[Document section]
# # # # #
Why we don’t like it when children hit us back
To all the children who have ever been told to “respect” someone that hated them.
March 21, 2023
Even those of us that are disturbed by the thought of how widespread corporal punishment still is in all ranks of society are uncomfortable at the idea of a child defending themself using violence against their oppressors and abusers. A child who hits back proves that the adults “were right all along,” that their violence was justified. Even as they would cheer an adult victim for defending themself fiercely.
Even those “child rights advocates” imagine the right child victim as one who takes it without ever stopping to love “its” owners. Tear-stained and afraid, the child is too innocent to be hit in a guilt-free manner. No one likes to imagine the Brat as Victim—the child who does, according to adultist logic, deserve being hit, because they follow their desires, because they walk the world with their head high, because they talk back, because they are loud, because they are unapologetically here, and resistant to being cast in the role of guest of a world that is just not made for them.
# # # # #
[Supplied entries]
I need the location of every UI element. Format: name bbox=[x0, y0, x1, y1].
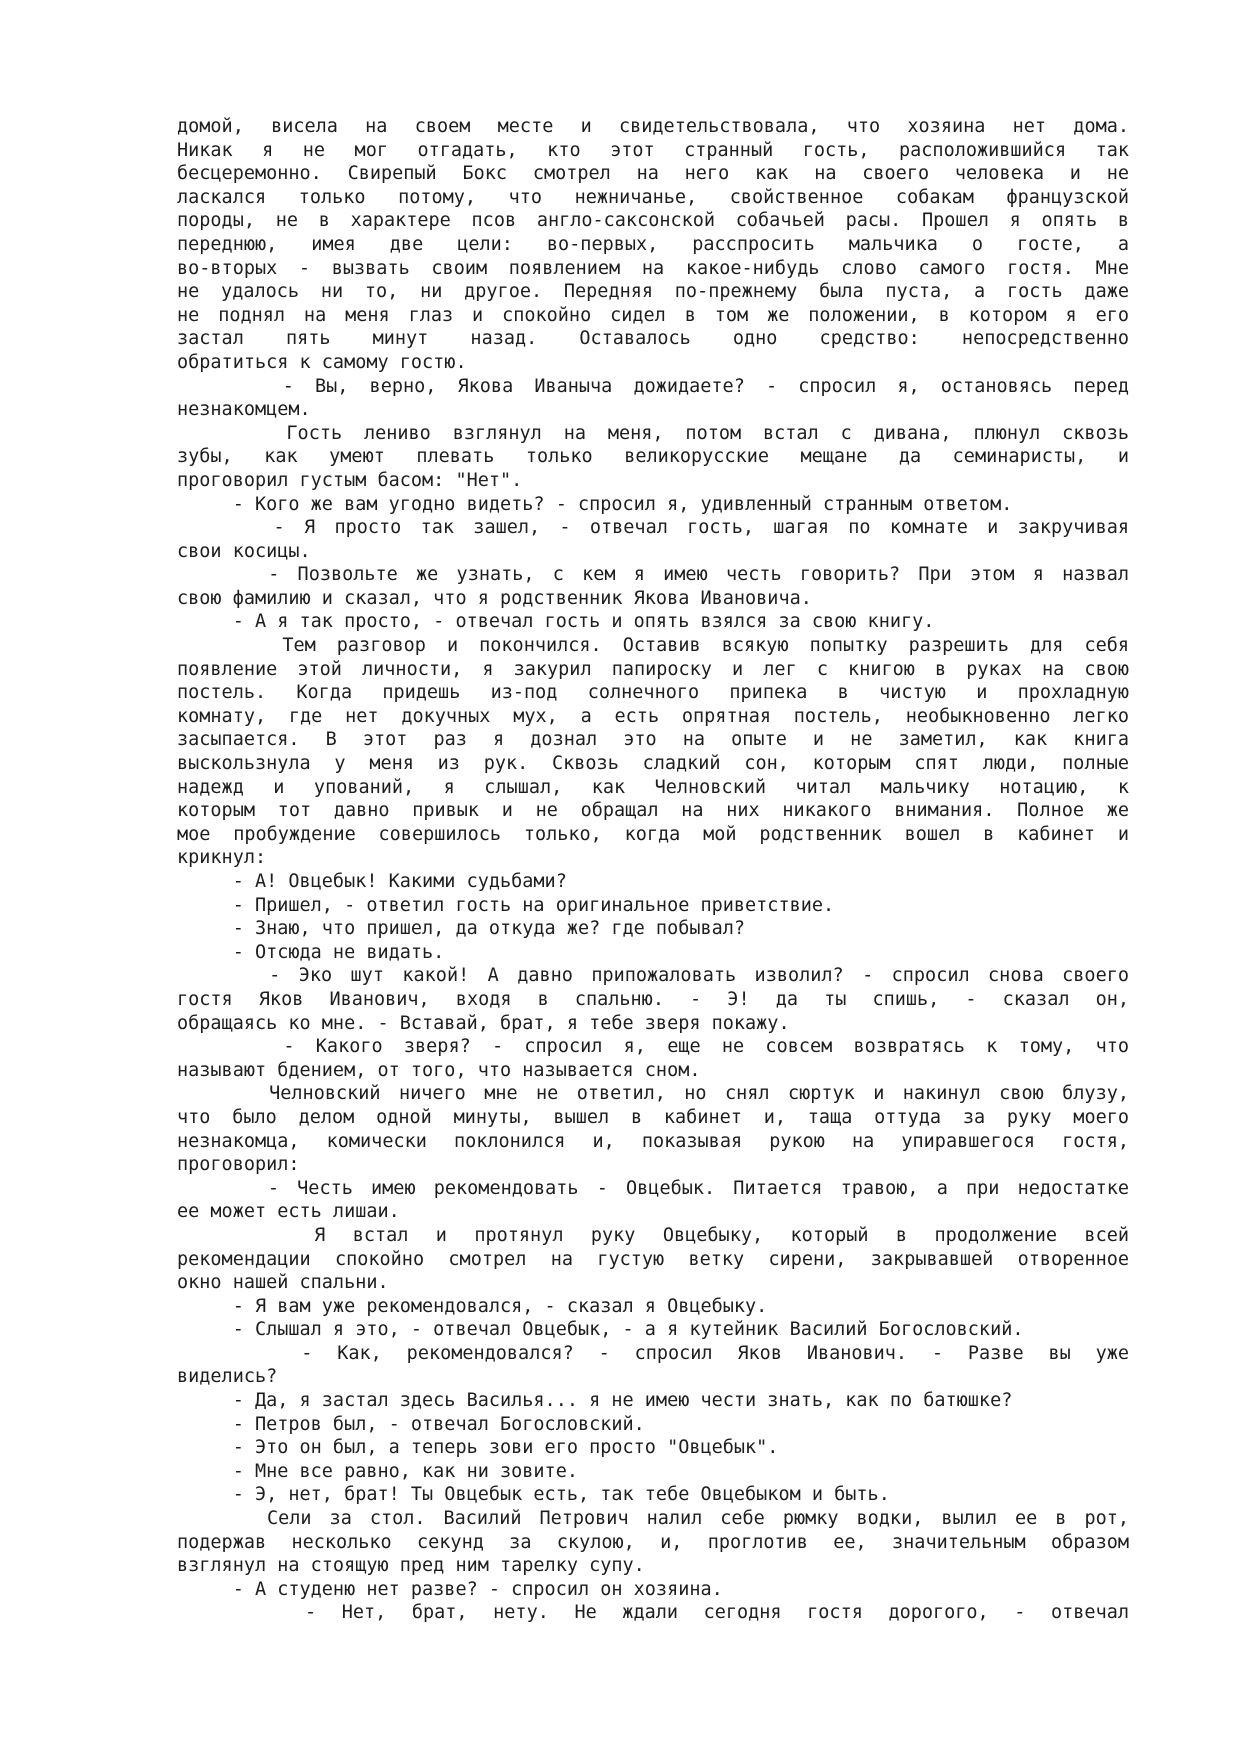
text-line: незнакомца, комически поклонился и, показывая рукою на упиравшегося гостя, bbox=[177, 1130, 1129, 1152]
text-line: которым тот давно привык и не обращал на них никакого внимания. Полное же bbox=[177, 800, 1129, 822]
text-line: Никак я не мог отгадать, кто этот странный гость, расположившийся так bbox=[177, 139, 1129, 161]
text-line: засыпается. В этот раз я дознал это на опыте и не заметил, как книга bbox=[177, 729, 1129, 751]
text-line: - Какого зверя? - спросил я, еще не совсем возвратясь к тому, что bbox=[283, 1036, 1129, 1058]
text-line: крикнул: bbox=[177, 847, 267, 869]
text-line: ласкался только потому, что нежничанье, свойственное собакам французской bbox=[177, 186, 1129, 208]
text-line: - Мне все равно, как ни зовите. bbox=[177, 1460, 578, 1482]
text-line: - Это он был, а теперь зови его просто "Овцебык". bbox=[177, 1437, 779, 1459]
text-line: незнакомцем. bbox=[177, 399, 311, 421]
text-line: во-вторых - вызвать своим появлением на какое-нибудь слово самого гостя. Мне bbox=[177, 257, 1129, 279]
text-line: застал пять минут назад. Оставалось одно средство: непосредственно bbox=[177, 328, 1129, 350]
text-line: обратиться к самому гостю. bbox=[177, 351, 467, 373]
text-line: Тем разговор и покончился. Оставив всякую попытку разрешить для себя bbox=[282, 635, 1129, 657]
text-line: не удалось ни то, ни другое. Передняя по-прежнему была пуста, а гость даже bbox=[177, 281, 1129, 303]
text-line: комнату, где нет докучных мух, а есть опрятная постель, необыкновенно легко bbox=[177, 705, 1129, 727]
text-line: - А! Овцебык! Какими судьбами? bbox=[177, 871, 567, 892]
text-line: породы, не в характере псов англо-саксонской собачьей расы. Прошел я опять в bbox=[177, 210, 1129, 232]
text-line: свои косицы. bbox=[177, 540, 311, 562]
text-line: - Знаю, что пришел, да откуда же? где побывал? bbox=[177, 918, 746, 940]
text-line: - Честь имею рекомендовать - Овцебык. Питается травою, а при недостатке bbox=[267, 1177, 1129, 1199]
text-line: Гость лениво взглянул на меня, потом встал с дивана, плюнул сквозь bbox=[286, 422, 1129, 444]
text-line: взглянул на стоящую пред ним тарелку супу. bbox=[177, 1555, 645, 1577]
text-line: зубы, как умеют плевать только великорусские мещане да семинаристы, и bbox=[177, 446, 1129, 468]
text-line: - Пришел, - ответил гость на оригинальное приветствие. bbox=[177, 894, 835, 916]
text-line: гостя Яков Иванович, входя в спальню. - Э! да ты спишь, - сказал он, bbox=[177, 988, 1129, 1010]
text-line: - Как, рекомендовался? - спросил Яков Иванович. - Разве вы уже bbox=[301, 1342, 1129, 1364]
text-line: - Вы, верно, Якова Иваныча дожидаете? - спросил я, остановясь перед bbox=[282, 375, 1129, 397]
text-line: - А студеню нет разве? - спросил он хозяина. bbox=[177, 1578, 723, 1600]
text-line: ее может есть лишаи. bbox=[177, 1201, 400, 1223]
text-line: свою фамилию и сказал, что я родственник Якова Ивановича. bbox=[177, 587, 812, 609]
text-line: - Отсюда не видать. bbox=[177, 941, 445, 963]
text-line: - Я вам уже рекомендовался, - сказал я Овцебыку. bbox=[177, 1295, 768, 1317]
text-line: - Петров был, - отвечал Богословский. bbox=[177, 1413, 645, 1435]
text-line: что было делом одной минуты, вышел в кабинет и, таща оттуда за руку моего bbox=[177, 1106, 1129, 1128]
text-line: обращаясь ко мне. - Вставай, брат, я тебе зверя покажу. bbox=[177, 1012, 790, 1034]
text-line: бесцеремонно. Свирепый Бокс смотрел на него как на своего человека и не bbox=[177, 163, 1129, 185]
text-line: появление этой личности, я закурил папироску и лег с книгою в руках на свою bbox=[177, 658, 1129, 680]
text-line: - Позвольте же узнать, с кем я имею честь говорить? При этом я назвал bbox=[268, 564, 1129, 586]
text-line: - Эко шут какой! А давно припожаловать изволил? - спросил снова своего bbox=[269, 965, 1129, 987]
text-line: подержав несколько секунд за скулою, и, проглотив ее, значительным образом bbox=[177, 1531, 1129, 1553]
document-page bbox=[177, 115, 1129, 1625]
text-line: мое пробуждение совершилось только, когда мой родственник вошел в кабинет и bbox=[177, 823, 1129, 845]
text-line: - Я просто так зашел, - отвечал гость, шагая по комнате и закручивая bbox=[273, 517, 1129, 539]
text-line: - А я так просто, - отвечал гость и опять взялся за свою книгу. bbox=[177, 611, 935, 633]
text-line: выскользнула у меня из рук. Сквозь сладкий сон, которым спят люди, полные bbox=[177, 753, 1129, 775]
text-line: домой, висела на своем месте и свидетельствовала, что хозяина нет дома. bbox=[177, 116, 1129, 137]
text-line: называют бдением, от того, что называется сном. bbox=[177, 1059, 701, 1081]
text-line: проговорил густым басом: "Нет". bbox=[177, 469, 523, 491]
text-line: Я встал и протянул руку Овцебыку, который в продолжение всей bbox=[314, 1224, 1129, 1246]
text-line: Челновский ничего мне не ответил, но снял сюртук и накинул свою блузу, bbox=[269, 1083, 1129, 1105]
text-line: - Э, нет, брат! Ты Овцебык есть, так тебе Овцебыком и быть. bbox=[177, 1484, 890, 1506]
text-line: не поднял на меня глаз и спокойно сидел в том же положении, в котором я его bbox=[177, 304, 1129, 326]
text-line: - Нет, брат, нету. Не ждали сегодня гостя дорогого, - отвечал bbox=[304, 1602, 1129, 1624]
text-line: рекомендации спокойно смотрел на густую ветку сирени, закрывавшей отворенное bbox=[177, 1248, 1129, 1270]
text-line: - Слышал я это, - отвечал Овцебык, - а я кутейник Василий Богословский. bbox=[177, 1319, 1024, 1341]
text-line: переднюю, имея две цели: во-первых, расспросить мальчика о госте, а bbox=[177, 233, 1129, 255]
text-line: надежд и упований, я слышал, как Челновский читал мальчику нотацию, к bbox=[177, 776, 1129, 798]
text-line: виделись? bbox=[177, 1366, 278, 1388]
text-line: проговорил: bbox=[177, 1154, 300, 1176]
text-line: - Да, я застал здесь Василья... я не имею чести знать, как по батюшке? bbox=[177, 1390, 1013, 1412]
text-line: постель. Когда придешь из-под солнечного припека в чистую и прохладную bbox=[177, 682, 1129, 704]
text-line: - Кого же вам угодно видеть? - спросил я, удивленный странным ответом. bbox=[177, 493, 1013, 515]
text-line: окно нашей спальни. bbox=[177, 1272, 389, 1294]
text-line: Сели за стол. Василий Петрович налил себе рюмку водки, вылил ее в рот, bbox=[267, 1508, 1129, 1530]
# # # # #
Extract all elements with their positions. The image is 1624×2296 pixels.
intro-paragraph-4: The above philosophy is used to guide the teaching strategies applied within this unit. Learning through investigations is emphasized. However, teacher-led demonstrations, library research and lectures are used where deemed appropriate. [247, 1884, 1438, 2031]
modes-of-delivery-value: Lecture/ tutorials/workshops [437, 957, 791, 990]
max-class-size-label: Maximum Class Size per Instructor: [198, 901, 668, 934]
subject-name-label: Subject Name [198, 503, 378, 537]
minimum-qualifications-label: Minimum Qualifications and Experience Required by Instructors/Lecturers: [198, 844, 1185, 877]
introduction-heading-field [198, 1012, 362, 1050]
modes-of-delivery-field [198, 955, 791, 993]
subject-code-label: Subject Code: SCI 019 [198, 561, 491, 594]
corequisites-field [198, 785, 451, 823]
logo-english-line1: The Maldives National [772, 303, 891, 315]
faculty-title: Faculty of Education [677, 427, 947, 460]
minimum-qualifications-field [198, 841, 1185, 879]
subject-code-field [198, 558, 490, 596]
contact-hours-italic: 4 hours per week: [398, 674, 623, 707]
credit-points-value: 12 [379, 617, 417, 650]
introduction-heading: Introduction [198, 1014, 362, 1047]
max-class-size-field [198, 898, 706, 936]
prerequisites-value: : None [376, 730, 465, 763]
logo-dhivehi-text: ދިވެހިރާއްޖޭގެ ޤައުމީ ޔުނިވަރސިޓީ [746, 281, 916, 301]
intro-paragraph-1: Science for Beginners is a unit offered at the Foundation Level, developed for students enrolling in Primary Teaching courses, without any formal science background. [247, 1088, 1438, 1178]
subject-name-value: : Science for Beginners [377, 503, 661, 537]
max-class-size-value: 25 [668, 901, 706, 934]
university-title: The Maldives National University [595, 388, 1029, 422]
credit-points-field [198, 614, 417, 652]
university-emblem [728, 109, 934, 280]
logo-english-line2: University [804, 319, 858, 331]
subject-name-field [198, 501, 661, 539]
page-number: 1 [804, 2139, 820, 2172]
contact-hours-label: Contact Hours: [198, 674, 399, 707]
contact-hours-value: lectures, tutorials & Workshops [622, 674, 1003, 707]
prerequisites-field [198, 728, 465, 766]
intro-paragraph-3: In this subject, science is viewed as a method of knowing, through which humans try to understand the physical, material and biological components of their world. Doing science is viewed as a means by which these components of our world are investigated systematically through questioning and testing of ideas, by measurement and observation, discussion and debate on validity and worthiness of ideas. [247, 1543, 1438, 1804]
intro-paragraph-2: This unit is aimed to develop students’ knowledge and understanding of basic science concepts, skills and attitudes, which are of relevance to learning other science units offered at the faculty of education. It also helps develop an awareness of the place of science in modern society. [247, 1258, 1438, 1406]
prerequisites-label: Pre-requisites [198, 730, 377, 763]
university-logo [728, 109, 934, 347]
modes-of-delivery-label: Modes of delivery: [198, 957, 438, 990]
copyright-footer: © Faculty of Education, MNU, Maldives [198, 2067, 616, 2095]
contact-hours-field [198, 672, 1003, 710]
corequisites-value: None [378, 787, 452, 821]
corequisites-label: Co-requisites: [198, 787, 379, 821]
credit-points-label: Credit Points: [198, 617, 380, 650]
# # # # #
[Tasks to perform]
1. Reproduce the part of the essay on children hitting back between "March 21, 2023" and "defending themself fiercely.", inclusive.
2. According to the essay on children hitting back, why are even people disturbed by corporal punishment uncomfortable with a child using violence to defend themself?

[Response list]
1.
March 21, 2023
Even those of us that are disturbed by the thought of how widespread corporal punishment still is in all ranks of society are uncomfortable at the idea of a child defending themself using violence against their oppressors and abusers. A child who hits back proves that the adults “were right all along,” that their violence was justified. Even as they would cheer an adult victim for defending themself fiercely.

2. A child who hits back proves that the adults "were right all along," that their violence was justified.